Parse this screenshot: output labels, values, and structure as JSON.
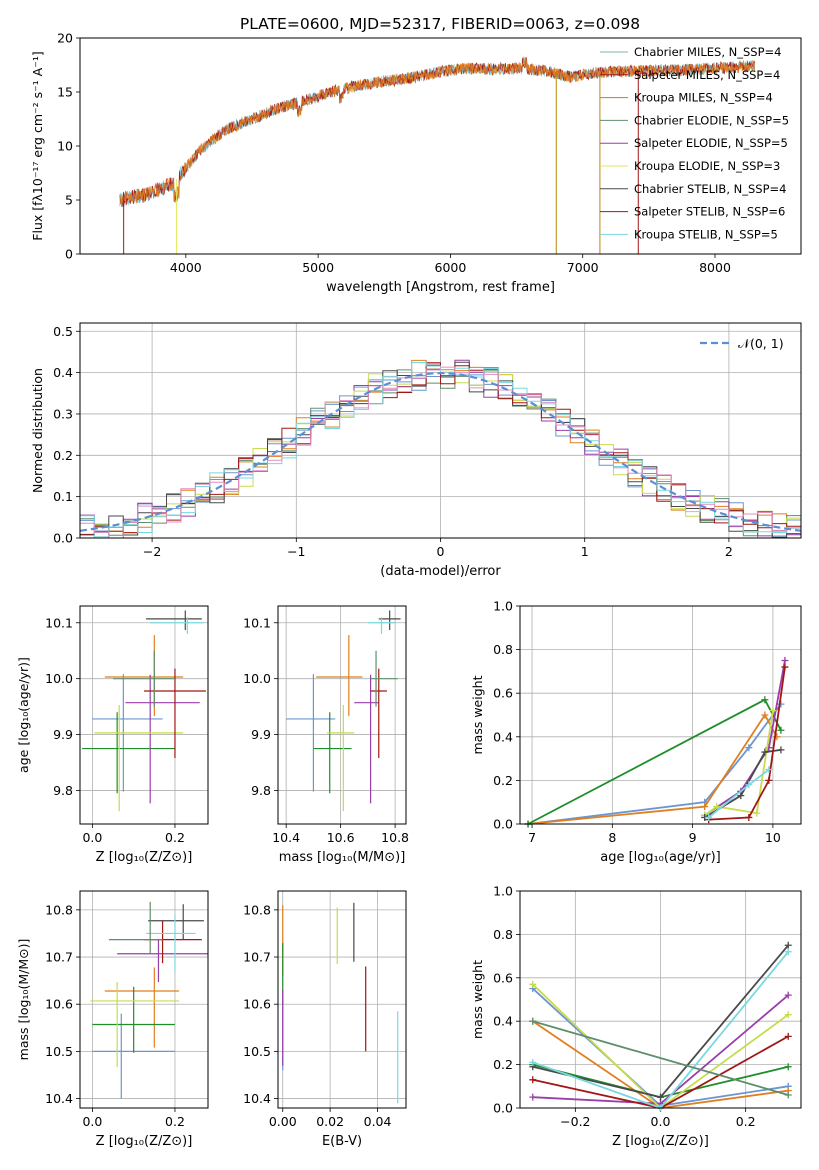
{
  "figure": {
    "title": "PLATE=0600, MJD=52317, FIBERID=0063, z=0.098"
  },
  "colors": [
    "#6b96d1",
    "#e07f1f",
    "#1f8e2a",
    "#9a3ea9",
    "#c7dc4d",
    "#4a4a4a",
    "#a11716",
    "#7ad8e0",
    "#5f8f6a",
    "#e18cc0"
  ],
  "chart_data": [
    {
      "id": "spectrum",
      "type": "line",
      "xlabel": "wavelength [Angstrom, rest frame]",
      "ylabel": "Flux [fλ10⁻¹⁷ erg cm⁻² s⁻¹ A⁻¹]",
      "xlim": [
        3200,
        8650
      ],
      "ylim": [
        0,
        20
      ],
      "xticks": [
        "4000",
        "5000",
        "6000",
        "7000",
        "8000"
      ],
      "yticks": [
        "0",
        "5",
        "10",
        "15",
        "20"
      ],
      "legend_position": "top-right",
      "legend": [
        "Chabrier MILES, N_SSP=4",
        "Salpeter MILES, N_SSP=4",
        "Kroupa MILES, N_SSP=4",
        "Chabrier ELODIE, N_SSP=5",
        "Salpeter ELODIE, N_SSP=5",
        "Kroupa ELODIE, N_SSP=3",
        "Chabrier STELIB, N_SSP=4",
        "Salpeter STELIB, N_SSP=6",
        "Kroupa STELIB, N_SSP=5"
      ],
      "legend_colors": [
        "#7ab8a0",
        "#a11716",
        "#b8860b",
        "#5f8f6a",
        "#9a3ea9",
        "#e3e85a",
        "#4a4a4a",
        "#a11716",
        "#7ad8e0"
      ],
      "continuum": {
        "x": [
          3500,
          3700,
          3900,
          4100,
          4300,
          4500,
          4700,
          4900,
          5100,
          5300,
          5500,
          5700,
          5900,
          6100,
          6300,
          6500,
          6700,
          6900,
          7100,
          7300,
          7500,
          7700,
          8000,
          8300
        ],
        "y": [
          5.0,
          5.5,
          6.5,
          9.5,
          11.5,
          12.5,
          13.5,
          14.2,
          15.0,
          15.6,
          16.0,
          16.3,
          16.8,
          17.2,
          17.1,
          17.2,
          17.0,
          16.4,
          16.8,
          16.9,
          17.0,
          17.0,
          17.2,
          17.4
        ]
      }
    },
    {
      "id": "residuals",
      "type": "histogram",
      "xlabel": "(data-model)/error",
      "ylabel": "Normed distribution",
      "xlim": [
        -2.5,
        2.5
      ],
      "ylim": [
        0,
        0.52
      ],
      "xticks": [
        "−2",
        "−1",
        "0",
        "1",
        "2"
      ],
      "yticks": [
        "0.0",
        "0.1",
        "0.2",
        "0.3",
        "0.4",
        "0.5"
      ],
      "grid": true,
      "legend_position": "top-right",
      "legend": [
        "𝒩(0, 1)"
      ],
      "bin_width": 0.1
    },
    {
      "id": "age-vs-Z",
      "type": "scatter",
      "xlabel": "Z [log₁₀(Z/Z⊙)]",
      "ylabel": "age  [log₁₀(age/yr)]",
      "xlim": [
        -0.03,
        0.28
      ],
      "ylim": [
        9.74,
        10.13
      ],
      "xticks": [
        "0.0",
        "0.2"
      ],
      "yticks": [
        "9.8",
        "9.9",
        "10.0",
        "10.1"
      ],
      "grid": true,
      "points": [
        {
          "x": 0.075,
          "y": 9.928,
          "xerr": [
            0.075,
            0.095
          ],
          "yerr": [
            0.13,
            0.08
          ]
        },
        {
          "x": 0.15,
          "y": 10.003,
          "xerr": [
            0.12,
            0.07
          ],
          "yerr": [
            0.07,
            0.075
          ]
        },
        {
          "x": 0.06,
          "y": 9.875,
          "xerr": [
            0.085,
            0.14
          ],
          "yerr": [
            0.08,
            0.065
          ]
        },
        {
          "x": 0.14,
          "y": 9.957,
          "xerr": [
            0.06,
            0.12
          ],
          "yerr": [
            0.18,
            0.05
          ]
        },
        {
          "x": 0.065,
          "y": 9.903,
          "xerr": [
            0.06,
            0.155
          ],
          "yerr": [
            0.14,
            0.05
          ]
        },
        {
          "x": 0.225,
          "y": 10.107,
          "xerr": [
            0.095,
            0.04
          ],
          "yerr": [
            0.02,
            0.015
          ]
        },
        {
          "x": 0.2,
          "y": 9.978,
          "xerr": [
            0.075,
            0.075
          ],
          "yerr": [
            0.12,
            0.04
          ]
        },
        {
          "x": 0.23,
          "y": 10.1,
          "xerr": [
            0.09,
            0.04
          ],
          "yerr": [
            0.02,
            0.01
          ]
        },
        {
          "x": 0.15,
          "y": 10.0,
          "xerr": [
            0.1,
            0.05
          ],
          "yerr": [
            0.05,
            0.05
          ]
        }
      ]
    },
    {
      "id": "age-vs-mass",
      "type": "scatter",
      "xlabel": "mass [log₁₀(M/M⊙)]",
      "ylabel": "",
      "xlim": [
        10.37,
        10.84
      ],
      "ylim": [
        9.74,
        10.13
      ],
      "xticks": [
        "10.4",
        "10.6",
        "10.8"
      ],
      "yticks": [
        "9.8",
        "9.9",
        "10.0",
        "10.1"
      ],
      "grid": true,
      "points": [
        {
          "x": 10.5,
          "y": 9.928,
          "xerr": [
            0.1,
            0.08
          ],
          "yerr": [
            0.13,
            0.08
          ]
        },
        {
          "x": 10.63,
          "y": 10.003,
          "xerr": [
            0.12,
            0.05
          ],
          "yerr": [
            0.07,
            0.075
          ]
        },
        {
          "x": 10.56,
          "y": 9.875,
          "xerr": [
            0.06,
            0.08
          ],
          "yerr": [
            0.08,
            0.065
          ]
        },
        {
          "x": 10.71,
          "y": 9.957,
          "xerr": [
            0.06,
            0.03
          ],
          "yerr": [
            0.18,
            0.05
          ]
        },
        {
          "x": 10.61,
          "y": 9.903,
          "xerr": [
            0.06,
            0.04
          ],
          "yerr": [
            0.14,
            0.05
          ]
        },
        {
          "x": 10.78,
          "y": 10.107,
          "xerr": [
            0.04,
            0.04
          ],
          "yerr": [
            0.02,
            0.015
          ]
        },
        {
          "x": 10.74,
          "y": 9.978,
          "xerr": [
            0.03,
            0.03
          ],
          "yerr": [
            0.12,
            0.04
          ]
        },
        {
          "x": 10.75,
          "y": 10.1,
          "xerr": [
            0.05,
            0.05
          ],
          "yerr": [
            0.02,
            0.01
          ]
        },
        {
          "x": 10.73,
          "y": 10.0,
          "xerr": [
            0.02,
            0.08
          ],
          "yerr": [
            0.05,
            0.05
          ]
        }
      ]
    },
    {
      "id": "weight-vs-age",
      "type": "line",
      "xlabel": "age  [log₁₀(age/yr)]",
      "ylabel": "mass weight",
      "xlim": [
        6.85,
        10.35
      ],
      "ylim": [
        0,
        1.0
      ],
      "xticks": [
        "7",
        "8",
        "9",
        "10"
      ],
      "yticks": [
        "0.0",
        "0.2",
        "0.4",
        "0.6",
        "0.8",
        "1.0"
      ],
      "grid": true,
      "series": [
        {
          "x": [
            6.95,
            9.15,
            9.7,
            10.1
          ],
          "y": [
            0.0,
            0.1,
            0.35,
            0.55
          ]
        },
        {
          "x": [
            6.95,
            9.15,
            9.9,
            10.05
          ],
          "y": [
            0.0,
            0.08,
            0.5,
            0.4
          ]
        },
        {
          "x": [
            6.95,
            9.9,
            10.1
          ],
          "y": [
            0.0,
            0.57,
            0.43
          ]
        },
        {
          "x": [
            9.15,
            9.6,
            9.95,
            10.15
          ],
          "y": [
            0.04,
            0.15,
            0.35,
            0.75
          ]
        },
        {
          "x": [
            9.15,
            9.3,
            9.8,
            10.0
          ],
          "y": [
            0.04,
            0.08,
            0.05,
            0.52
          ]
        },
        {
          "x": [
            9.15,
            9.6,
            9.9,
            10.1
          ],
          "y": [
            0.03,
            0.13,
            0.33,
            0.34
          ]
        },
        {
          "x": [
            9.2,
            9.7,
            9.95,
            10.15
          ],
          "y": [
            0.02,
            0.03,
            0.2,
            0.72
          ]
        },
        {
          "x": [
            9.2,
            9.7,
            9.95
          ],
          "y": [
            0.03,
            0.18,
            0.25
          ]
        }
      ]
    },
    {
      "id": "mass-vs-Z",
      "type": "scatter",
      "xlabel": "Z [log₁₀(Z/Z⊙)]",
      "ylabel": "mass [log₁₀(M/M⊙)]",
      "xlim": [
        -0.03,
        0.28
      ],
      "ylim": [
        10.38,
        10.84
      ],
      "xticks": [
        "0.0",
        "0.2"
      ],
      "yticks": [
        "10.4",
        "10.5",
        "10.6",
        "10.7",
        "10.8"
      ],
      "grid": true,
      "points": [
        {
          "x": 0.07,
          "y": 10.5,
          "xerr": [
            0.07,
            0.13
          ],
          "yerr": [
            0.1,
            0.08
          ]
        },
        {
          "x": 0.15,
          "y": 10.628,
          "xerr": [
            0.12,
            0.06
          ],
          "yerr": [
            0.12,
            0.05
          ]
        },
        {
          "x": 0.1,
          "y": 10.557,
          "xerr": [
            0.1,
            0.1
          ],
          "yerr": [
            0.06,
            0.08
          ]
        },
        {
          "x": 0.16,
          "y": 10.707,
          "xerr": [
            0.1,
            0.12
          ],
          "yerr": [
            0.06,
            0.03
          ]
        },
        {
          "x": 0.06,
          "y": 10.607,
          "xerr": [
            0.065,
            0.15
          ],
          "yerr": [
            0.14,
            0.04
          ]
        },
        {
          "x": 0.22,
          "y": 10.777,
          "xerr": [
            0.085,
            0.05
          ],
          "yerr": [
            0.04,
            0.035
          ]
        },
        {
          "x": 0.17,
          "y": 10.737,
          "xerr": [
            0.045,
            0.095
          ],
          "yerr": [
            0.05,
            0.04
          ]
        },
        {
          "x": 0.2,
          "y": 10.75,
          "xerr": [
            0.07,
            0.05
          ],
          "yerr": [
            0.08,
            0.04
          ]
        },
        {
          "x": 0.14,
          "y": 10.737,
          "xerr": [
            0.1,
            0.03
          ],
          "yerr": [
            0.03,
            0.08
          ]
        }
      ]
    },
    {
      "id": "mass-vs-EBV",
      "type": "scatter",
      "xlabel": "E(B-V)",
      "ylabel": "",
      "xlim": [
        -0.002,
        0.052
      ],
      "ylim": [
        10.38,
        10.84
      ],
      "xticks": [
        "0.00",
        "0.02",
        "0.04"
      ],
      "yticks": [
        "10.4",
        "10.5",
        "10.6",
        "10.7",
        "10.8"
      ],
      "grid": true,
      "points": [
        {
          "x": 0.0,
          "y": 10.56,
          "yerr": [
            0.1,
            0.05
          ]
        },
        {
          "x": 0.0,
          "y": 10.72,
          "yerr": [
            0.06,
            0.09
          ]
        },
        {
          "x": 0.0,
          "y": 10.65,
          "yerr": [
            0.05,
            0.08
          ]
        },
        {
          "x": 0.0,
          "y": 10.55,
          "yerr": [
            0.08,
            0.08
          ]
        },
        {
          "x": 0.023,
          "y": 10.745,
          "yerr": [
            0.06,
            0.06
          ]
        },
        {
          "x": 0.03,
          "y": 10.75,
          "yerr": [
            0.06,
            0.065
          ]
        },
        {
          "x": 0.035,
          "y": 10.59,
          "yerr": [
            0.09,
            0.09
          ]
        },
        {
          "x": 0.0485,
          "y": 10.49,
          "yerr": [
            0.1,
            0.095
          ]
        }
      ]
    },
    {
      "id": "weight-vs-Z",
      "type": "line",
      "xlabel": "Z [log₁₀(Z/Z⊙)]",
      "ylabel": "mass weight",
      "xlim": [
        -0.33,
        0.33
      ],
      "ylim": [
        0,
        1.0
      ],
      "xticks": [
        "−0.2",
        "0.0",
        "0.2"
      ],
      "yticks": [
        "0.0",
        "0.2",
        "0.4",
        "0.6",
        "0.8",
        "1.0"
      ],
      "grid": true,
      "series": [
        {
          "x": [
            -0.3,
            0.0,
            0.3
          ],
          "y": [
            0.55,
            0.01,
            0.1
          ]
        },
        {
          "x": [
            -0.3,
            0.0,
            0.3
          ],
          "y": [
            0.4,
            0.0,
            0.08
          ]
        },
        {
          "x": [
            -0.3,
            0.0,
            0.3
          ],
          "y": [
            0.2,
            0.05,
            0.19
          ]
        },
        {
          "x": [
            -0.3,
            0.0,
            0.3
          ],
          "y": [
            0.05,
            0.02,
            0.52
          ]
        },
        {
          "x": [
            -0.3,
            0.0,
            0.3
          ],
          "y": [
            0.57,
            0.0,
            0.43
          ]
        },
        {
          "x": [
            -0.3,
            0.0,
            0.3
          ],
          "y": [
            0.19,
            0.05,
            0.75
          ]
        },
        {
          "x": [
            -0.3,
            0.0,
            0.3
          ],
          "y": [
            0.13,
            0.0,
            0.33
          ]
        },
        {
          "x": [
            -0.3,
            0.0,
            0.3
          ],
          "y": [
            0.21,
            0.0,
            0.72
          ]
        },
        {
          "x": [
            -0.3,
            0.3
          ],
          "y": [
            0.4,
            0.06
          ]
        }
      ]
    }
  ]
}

----

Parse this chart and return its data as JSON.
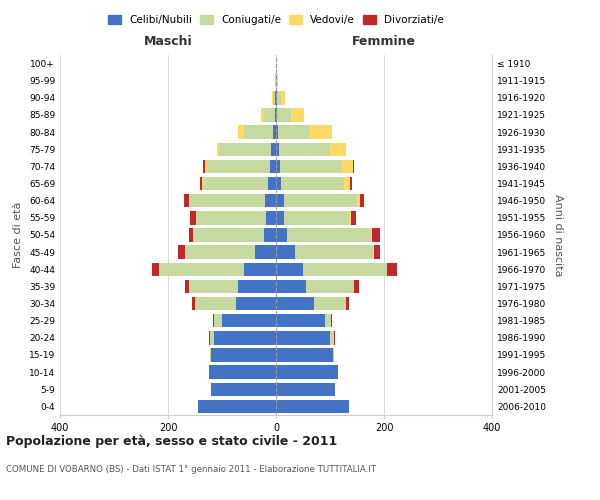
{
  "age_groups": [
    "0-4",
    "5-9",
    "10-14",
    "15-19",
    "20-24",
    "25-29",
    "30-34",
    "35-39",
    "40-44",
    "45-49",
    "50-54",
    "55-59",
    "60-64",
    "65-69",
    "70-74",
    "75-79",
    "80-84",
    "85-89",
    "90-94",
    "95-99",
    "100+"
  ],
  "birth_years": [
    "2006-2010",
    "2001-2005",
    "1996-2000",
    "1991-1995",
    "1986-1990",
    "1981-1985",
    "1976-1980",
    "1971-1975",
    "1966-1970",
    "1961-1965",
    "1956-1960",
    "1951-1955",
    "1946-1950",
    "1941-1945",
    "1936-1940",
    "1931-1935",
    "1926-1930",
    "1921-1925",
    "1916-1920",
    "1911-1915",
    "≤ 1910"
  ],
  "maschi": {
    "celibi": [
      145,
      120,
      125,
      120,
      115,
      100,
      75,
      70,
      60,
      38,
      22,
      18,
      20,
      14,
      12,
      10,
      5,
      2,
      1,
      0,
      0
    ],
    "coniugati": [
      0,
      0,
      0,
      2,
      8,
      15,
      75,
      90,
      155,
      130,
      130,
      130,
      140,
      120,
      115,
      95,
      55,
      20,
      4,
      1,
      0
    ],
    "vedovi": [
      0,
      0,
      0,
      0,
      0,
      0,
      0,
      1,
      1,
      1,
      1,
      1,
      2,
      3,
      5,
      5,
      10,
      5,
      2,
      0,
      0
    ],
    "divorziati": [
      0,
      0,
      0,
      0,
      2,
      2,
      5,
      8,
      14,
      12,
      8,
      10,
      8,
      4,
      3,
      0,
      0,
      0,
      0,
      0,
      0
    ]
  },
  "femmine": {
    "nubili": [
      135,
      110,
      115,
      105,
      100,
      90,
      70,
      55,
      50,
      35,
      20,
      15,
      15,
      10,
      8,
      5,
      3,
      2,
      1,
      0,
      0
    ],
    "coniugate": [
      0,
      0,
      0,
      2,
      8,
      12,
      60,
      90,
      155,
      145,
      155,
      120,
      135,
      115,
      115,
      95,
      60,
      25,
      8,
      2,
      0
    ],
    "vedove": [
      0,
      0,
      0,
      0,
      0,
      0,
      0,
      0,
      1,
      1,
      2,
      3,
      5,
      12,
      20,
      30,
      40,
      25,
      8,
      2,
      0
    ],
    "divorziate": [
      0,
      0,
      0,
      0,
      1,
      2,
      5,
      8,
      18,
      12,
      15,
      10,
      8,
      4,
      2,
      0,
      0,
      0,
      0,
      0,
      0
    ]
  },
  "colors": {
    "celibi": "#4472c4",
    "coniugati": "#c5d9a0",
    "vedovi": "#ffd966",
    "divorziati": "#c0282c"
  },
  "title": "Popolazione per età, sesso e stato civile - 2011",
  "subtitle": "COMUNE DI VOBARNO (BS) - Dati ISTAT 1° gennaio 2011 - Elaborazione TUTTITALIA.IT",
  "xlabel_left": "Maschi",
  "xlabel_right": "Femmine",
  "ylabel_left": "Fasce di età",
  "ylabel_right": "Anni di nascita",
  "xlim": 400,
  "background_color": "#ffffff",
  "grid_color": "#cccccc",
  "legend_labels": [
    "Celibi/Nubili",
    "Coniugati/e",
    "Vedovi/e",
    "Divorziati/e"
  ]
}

----

▸ **Instructions to follow**: Gather and return every line that holds the string "ELODIE".

▸ **Finished answer**:
        "Chabrier ELODIE, N_SSP=5",
        "Salpeter ELODIE, N_SSP=5",
        "Kroupa ELODIE, N_SSP=3",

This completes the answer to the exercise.